─── Entries shown

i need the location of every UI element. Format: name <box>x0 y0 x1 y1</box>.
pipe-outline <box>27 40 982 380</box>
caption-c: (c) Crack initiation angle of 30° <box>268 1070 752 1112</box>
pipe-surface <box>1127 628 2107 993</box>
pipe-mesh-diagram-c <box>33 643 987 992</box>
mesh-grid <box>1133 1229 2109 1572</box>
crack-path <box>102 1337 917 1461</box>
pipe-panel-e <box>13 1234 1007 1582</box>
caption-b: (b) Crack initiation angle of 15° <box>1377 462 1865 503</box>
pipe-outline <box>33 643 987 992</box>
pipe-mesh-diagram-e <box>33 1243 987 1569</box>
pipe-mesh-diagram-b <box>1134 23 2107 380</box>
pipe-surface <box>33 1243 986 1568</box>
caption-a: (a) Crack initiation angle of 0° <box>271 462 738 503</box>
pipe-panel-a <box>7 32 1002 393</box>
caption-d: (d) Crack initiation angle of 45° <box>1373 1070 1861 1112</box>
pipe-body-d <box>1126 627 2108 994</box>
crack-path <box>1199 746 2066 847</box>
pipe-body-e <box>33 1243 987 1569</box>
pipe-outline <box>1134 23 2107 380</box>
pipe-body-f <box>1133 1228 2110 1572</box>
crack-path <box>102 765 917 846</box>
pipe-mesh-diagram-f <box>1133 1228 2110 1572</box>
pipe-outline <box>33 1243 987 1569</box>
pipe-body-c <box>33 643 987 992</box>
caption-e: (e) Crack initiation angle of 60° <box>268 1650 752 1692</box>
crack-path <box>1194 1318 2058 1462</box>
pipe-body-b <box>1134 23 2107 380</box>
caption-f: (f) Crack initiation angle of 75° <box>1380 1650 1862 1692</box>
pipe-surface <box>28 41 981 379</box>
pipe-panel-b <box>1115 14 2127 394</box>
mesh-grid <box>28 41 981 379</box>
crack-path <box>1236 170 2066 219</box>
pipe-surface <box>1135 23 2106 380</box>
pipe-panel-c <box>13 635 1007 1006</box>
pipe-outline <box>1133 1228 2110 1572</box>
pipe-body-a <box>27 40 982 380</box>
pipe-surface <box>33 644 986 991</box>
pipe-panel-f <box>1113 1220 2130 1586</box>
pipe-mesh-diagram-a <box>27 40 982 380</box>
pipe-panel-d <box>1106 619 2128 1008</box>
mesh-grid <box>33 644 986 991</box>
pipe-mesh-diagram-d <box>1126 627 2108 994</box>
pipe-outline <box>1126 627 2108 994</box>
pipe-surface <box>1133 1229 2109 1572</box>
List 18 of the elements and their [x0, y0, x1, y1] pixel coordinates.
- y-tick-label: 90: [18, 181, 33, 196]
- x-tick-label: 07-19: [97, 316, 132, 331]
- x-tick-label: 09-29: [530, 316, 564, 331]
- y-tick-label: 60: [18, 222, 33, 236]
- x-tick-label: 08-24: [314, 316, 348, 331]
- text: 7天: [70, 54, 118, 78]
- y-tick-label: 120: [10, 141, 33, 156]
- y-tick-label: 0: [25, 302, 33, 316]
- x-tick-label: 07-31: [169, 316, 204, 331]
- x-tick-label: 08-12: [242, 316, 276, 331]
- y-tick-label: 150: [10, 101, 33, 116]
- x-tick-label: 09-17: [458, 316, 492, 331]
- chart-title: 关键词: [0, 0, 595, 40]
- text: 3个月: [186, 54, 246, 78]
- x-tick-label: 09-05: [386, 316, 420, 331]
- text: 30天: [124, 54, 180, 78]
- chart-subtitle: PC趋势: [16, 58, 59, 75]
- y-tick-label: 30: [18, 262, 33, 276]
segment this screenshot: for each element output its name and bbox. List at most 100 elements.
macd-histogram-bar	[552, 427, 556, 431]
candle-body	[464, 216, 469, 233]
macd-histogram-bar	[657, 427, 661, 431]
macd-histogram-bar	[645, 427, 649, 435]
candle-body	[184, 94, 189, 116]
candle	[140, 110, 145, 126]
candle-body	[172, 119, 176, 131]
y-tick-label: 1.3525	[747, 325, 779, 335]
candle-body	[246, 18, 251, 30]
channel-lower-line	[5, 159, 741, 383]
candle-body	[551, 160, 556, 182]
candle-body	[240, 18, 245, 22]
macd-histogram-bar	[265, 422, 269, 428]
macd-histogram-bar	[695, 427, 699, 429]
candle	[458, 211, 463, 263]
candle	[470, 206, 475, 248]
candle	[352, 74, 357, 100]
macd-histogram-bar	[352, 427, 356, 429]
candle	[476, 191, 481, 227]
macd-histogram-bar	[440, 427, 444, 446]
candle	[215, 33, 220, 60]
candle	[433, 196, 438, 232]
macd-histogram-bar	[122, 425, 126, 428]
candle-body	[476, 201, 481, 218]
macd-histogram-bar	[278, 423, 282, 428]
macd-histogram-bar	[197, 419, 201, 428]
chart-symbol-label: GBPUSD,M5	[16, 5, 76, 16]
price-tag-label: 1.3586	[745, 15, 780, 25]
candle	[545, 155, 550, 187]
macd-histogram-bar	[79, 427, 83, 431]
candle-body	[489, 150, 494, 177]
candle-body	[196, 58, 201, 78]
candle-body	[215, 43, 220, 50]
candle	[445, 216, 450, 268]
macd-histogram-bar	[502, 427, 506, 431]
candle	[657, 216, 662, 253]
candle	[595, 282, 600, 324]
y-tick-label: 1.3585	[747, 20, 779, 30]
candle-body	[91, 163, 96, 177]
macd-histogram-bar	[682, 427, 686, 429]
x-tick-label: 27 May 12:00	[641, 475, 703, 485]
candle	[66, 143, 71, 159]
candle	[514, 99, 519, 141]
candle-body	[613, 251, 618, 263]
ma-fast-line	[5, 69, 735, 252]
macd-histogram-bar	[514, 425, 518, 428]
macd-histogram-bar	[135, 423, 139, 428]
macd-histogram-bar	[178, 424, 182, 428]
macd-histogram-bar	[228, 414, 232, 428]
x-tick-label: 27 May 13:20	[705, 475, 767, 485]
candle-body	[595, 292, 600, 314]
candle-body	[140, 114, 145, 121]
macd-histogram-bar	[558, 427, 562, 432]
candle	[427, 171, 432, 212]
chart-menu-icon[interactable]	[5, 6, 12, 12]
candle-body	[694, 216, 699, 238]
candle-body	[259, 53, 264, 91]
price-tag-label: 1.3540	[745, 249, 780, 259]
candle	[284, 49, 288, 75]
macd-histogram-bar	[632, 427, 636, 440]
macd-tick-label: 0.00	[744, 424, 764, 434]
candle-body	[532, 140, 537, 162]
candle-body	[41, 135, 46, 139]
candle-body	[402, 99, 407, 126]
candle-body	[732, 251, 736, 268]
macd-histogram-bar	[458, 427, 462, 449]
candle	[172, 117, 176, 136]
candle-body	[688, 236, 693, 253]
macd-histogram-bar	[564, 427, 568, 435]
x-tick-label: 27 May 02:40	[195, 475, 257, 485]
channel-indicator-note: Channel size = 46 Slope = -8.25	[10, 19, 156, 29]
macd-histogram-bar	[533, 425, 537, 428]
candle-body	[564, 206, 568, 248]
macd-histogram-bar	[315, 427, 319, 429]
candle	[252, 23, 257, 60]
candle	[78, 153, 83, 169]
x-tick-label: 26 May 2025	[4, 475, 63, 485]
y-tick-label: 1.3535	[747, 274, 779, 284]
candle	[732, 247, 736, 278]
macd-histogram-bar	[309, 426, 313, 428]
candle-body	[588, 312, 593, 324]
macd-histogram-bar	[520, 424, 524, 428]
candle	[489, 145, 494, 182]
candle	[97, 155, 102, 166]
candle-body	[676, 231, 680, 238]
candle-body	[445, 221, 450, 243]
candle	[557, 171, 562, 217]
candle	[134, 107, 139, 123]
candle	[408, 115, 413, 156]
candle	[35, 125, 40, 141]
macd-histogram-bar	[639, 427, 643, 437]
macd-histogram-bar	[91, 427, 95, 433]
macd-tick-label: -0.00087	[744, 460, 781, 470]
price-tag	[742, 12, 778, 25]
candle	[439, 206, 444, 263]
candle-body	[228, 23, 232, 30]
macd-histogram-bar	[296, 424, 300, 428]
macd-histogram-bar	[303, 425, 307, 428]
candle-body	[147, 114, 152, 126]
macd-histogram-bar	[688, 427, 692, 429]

──────

Direction ->
Copy out the stretch of lines from the start of the records through the line containing "pipe-mesh-diagram-e <box>33 1243", including both ends.

Written answer ->
i need the location of every UI element. Format: name <box>x0 y0 x1 y1</box>.
pipe-outline <box>27 40 982 380</box>
caption-c: (c) Crack initiation angle of 30° <box>268 1070 752 1112</box>
pipe-surface <box>1127 628 2107 993</box>
pipe-mesh-diagram-c <box>33 643 987 992</box>
mesh-grid <box>1133 1229 2109 1572</box>
crack-path <box>102 1337 917 1461</box>
pipe-panel-e <box>13 1234 1007 1582</box>
caption-b: (b) Crack initiation angle of 15° <box>1377 462 1865 503</box>
pipe-outline <box>33 643 987 992</box>
pipe-mesh-diagram-e <box>33 1243 987 1569</box>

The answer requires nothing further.